Dataset listings of figures:
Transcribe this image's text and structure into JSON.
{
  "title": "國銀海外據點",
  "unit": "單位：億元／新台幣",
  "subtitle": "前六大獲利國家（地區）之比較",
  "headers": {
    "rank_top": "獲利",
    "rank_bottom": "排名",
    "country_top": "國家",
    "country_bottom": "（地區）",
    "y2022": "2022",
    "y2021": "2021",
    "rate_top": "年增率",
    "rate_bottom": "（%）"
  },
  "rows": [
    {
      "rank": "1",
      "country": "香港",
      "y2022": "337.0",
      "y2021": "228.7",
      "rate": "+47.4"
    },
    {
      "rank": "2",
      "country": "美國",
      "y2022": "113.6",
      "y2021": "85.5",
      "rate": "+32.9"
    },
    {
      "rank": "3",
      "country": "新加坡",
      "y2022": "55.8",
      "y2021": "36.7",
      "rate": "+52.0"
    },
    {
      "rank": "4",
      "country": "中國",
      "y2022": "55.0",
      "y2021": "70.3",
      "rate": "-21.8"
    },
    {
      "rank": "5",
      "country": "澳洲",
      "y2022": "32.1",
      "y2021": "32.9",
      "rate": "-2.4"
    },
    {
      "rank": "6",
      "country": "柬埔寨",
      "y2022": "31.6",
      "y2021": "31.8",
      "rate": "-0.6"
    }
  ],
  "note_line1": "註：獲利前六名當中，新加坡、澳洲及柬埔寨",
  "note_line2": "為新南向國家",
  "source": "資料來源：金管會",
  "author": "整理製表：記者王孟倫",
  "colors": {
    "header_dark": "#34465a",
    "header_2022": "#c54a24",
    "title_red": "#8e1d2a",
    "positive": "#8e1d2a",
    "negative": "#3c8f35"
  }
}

### STATED EXERCISE
Return the entries above exactly, each one complete.

### EXERCISE OUTPUT
Transcribe this image's text and structure into JSON.
{
  "title": "國銀海外據點",
  "unit": "單位：億元／新台幣",
  "subtitle": "前六大獲利國家（地區）之比較",
  "headers": {
    "rank_top": "獲利",
    "rank_bottom": "排名",
    "country_top": "國家",
    "country_bottom": "（地區）",
    "y2022": "2022",
    "y2021": "2021",
    "rate_top": "年增率",
    "rate_bottom": "（%）"
  },
  "rows": [
    {
      "rank": "1",
      "country": "香港",
      "y2022": "337.0",
      "y2021": "228.7",
      "rate": "+47.4"
    },
    {
      "rank": "2",
      "country": "美國",
      "y2022": "113.6",
      "y2021": "85.5",
      "rate": "+32.9"
    },
    {
      "rank": "3",
      "country": "新加坡",
      "y2022": "55.8",
      "y2021": "36.7",
      "rate": "+52.0"
    },
    {
      "rank": "4",
      "country": "中國",
      "y2022": "55.0",
      "y2021": "70.3",
      "rate": "-21.8"
    },
    {
      "rank": "5",
      "country": "澳洲",
      "y2022": "32.1",
      "y2021": "32.9",
      "rate": "-2.4"
    },
    {
      "rank": "6",
      "country": "柬埔寨",
      "y2022": "31.6",
      "y2021": "31.8",
      "rate": "-0.6"
    }
  ],
  "note_line1": "註：獲利前六名當中，新加坡、澳洲及柬埔寨",
  "note_line2": "為新南向國家",
  "source": "資料來源：金管會",
  "author": "整理製表：記者王孟倫",
  "colors": {
    "header_dark": "#34465a",
    "header_2022": "#c54a24",
    "title_red": "#8e1d2a",
    "positive": "#8e1d2a",
    "negative": "#3c8f35"
  }
}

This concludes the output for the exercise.